Written exercise:
Output the data that follows exactly, line for line.

Exercise data:
::::

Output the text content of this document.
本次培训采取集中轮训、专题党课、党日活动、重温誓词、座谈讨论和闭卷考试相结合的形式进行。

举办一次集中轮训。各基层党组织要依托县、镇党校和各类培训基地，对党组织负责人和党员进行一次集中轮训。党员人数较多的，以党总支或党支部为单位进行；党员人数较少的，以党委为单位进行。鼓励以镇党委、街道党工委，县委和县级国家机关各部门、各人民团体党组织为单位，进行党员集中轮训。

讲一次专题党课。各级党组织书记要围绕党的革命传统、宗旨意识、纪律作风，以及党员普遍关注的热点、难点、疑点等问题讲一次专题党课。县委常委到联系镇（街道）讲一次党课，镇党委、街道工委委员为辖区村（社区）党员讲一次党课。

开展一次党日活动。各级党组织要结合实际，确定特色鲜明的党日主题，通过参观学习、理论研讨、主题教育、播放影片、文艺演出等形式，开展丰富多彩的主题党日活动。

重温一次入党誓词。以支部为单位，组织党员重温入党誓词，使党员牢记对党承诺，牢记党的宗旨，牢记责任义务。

::::

Answer for this exercise:
Output the text content of this document.
本次培训采取集中轮训、专题党课、党日活动、重温誓词、座谈讨论和闭卷考试相结合的形式进行。

举办一次集中轮训。各基层党组织要依托县、镇党校和各类培训基地，对党组织负责人和党员进行一次集中轮训。党员人数较多的，以党总支或党支部为单位进行；党员人数较少的，以党委为单位进行。鼓励以镇党委、街道党工委，县委和县级国家机关各部门、各人民团体党组织为单位，进行党员集中轮训。

讲一次专题党课。各级党组织书记要围绕党的革命传统、宗旨意识、纪律作风，以及党员普遍关注的热点、难点、疑点等问题讲一次专题党课。县委常委到联系镇（街道）讲一次党课，镇党委、街道工委委员为辖区村（社区）党员讲一次党课。

开展一次党日活动。各级党组织要结合实际，确定特色鲜明的党日主题，通过参观学习、理论研讨、主题教育、播放影片、文艺演出等形式，开展丰富多彩的主题党日活动。

重温一次入党誓词。以支部为单位，组织党员重温入党誓词，使党员牢记对党承诺，牢记党的宗旨，牢记责任义务。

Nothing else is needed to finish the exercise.